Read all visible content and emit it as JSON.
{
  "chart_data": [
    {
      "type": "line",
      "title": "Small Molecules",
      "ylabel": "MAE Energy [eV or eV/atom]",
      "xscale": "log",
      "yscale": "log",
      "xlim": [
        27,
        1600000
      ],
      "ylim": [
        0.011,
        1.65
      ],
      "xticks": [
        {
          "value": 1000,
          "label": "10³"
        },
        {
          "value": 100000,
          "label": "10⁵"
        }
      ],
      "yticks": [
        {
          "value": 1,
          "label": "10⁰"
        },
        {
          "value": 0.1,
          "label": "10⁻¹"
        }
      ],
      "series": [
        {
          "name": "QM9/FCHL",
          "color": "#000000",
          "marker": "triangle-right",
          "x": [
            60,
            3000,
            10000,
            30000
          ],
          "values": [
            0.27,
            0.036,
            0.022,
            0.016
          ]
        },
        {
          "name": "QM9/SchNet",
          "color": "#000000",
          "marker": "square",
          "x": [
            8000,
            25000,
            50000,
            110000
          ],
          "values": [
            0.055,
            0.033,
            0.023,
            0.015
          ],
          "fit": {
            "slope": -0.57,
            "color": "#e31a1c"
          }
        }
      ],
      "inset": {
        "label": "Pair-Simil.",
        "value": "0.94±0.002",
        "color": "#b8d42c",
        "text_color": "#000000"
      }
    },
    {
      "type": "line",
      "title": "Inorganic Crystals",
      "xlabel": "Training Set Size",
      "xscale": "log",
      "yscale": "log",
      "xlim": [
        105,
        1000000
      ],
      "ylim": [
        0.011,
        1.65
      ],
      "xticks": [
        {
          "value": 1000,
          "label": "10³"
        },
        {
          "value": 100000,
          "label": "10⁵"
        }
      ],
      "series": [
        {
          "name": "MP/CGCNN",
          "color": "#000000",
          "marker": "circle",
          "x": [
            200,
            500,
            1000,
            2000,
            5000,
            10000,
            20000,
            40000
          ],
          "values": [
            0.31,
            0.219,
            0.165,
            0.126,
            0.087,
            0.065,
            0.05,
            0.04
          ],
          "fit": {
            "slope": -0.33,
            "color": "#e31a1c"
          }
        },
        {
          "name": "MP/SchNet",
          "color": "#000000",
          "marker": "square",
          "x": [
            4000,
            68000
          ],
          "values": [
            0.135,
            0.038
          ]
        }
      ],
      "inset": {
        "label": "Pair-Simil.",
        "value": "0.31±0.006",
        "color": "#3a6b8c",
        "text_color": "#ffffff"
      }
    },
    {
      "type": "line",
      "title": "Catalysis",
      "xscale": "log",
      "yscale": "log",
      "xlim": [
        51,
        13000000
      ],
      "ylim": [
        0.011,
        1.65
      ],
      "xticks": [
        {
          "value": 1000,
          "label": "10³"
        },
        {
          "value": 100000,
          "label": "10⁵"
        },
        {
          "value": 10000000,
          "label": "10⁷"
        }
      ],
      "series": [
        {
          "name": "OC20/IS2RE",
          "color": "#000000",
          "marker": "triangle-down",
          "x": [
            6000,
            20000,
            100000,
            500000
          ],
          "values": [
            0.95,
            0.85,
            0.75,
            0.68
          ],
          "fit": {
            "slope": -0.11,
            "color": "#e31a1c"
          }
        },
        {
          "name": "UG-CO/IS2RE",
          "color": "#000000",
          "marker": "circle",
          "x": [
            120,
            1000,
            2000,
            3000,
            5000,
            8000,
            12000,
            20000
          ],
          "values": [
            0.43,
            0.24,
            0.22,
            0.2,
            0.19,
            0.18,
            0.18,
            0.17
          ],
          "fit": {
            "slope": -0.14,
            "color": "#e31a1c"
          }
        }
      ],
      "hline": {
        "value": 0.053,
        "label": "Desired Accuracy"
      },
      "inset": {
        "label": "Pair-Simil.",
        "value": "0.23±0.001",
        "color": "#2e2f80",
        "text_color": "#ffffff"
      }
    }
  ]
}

REQUIRED WORK:
Look above for every line with the word "slope" and copy it.

SOLUTION TO THE EXERCISE:
            "slope": -0.57,
            "slope": -0.33,
            "slope": -0.11,
            "slope": -0.14,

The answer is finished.